▶ What is asked
Each line that holds the word "caſes" counts once; give the total for the records below and nothing else.

### Given information

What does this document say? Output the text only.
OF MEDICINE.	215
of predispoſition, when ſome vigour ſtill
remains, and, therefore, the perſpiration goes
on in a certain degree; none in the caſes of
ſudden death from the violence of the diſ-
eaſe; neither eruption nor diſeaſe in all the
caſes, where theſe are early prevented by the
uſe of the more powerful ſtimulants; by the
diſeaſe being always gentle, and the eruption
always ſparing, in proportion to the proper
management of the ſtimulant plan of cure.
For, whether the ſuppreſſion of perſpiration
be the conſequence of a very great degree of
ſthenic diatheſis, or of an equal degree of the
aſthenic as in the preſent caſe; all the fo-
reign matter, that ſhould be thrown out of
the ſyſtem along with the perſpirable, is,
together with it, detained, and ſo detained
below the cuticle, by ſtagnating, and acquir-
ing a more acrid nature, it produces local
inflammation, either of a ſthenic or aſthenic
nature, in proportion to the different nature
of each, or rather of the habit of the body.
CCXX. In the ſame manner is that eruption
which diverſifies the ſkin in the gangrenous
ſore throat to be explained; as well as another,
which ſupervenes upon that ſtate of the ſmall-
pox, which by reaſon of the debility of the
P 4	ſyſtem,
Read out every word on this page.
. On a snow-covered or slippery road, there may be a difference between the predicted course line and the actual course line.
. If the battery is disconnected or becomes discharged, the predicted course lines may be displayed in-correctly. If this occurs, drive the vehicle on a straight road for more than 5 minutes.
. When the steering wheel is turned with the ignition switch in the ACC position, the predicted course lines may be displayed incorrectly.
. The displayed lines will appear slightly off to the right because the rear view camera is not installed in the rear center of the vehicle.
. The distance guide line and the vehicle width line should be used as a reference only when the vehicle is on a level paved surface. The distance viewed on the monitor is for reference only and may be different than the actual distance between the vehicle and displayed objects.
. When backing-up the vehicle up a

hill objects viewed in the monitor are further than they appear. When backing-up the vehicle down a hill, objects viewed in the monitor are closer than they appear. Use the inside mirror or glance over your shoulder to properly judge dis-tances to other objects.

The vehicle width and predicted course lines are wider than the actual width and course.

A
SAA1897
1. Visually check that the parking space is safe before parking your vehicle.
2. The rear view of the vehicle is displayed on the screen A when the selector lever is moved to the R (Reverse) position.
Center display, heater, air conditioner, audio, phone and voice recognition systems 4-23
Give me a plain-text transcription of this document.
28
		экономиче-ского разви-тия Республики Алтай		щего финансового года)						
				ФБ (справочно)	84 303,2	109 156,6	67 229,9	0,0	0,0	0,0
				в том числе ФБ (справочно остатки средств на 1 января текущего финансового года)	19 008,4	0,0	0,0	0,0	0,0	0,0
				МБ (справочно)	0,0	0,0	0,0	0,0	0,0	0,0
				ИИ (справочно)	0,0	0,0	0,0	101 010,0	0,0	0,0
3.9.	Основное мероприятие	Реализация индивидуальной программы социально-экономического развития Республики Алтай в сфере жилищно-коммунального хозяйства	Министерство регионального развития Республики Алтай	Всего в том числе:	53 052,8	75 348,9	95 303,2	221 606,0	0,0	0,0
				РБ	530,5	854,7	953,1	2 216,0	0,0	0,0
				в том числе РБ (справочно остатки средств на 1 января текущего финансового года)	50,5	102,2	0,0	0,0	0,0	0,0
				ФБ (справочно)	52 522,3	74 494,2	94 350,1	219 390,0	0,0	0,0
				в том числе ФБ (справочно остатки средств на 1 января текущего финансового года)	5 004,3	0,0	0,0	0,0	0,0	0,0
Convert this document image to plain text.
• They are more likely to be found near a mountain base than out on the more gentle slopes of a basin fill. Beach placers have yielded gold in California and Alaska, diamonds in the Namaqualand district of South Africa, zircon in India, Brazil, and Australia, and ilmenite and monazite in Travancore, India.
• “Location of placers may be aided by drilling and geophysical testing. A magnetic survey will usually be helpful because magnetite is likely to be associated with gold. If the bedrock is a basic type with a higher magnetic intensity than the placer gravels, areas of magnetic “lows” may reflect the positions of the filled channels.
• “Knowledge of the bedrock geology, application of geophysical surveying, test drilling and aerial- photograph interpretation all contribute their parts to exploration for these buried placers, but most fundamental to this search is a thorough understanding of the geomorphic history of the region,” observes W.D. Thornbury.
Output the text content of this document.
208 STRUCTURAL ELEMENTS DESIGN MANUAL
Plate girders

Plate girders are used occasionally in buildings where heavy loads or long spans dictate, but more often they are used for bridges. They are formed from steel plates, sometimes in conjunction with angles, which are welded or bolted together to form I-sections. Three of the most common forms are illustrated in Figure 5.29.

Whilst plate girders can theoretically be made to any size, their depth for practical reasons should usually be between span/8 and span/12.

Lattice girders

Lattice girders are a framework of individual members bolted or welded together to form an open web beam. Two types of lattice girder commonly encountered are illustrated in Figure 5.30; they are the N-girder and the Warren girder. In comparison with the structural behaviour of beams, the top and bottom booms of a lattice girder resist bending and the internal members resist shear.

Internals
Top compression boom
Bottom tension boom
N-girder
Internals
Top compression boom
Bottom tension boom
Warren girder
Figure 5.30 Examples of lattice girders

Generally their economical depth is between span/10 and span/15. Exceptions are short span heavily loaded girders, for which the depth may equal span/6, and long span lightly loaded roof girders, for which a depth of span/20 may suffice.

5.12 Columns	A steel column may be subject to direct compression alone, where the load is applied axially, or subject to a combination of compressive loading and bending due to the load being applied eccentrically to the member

######

▶ The completed task
2